** start of Records shown **

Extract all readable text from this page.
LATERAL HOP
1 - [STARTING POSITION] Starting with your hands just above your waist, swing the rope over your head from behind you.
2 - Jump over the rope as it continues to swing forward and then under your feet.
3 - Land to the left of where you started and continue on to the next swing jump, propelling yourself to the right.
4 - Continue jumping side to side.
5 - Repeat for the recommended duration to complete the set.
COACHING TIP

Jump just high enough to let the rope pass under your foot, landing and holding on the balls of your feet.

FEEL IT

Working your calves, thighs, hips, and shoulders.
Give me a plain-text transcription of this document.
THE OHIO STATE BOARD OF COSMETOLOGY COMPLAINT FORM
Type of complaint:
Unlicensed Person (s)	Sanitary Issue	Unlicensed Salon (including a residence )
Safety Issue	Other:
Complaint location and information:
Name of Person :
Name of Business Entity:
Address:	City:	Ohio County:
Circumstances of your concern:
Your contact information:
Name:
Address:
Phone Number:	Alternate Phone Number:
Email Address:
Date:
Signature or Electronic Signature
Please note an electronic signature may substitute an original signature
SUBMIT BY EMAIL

** end of Records shown **

--- Problem description ---
Return all the data above once more, precisely as given.

--- Result of this exercise ---
Extract all readable text from this page.
LATERAL HOP
1 - [STARTING POSITION] Starting with your hands just above your waist, swing the rope over your head from behind you.
2 - Jump over the rope as it continues to swing forward and then under your feet.
3 - Land to the left of where you started and continue on to the next swing jump, propelling yourself to the right.
4 - Continue jumping side to side.
5 - Repeat for the recommended duration to complete the set.
COACHING TIP

Jump just high enough to let the rope pass under your foot, landing and holding on the balls of your feet.

FEEL IT

Working your calves, thighs, hips, and shoulders.
Give me a plain-text transcription of this document.
THE OHIO STATE BOARD OF COSMETOLOGY COMPLAINT FORM
Type of complaint:
Unlicensed Person (s)	Sanitary Issue	Unlicensed Salon (including a residence )
Safety Issue	Other:
Complaint location and information:
Name of Person :
Name of Business Entity:
Address:	City:	Ohio County:
Circumstances of your concern:
Your contact information:
Name:
Address:
Phone Number:	Alternate Phone Number:
Email Address:
Date:
Signature or Electronic Signature
Please note an electronic signature may substitute an original signature
SUBMIT BY EMAIL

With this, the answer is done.